* **RAW RECORDS**
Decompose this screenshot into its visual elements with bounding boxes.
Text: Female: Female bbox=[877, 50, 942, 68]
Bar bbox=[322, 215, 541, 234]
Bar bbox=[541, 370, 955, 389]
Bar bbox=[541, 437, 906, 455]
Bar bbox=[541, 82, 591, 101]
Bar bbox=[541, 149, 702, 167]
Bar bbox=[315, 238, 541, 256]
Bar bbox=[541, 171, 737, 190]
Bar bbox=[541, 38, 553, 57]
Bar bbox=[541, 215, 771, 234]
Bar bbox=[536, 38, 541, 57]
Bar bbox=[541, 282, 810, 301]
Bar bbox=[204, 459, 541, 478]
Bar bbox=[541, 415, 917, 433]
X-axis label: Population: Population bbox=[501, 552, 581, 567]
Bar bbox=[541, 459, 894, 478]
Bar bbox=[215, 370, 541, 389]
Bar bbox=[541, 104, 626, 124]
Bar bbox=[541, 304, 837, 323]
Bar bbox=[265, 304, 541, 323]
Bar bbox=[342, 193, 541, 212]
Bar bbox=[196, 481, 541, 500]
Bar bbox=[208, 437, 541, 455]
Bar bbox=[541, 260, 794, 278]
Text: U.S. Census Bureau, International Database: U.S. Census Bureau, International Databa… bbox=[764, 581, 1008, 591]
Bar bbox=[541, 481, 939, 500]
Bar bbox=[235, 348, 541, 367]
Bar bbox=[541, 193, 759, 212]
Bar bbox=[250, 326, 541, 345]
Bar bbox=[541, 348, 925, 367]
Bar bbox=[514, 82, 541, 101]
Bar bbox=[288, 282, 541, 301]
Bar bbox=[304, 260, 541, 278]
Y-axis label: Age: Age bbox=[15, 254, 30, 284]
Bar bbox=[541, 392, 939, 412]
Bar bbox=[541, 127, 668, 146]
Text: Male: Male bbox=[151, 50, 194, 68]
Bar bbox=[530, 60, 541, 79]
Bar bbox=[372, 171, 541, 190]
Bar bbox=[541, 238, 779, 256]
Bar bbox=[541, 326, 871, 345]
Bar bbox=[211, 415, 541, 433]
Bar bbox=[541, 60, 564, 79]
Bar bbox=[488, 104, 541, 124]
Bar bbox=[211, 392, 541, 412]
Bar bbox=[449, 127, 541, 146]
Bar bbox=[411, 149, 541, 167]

* **WHAT YOU ARE ASKED TO DO**
Rewrite all of the rows above, substituting "Headcount" for every occurrence of "Population" and leaving every other character unchanged.

* **THE SOLUTION**
Decompose this screenshot into its visual elements with bounding boxes.
Text: Female: Female bbox=[877, 50, 942, 68]
Bar bbox=[322, 215, 541, 234]
Bar bbox=[541, 370, 955, 389]
Bar bbox=[541, 437, 906, 455]
Bar bbox=[541, 82, 591, 101]
Bar bbox=[541, 149, 702, 167]
Bar bbox=[315, 238, 541, 256]
Bar bbox=[541, 171, 737, 190]
Bar bbox=[541, 38, 553, 57]
Bar bbox=[541, 215, 771, 234]
Bar bbox=[536, 38, 541, 57]
Bar bbox=[541, 282, 810, 301]
Bar bbox=[204, 459, 541, 478]
Bar bbox=[541, 415, 917, 433]
X-axis label: Headcount: Headcount bbox=[501, 552, 581, 567]
Bar bbox=[541, 459, 894, 478]
Bar bbox=[215, 370, 541, 389]
Bar bbox=[541, 104, 626, 124]
Bar bbox=[541, 304, 837, 323]
Bar bbox=[265, 304, 541, 323]
Bar bbox=[342, 193, 541, 212]
Bar bbox=[196, 481, 541, 500]
Bar bbox=[208, 437, 541, 455]
Bar bbox=[541, 260, 794, 278]
Text: U.S. Census Bureau, International Database: U.S. Census Bureau, International Databa… bbox=[764, 581, 1008, 591]
Bar bbox=[541, 481, 939, 500]
Bar bbox=[235, 348, 541, 367]
Bar bbox=[541, 193, 759, 212]
Bar bbox=[250, 326, 541, 345]
Bar bbox=[541, 348, 925, 367]
Bar bbox=[514, 82, 541, 101]
Bar bbox=[288, 282, 541, 301]
Bar bbox=[304, 260, 541, 278]
Y-axis label: Age: Age bbox=[15, 254, 30, 284]
Bar bbox=[541, 392, 939, 412]
Bar bbox=[541, 127, 668, 146]
Text: Male: Male bbox=[151, 50, 194, 68]
Bar bbox=[530, 60, 541, 79]
Bar bbox=[372, 171, 541, 190]
Bar bbox=[541, 238, 779, 256]
Bar bbox=[541, 326, 871, 345]
Bar bbox=[211, 415, 541, 433]
Bar bbox=[541, 60, 564, 79]
Bar bbox=[488, 104, 541, 124]
Bar bbox=[211, 392, 541, 412]
Bar bbox=[449, 127, 541, 146]
Bar bbox=[411, 149, 541, 167]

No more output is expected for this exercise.